_Data records_
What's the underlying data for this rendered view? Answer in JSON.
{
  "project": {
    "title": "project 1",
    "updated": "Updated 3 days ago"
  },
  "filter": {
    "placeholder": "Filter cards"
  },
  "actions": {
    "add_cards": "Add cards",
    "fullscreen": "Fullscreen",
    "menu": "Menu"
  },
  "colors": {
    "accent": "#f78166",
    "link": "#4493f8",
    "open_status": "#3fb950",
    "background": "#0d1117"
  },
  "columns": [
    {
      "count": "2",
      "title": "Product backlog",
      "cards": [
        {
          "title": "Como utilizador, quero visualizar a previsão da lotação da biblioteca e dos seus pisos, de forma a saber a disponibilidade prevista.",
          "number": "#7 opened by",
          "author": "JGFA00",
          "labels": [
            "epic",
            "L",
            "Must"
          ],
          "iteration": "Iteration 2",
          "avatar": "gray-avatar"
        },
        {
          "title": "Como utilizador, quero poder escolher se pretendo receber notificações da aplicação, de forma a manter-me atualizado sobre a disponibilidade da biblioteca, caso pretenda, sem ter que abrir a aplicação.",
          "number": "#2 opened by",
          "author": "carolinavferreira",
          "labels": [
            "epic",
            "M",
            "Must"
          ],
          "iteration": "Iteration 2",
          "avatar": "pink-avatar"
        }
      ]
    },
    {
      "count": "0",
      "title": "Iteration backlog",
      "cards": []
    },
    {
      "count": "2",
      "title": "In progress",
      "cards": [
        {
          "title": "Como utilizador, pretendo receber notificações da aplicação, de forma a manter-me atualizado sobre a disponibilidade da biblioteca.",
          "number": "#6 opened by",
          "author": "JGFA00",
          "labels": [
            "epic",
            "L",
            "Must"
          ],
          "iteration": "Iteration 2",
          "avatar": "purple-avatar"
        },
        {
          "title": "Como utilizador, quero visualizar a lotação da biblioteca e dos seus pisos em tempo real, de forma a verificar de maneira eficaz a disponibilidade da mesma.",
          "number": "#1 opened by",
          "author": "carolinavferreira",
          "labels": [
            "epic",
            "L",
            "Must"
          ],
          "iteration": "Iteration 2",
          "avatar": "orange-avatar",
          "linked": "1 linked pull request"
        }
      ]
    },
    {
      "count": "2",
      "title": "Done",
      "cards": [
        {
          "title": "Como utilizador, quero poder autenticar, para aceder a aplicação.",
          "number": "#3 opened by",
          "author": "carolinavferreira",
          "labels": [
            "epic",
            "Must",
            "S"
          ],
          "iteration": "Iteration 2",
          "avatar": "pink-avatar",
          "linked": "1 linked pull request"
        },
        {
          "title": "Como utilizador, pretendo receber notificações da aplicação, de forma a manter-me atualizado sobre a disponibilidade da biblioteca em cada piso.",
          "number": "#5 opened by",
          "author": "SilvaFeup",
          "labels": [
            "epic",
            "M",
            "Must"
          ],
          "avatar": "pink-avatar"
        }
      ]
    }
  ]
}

_Goal_
Which lines hold the word "avatar"? Show each one.

_Final result_
          "avatar": "gray-avatar"
          "avatar": "pink-avatar"
          "avatar": "purple-avatar"
          "avatar": "orange-avatar",
          "avatar": "pink-avatar",
          "avatar": "pink-avatar"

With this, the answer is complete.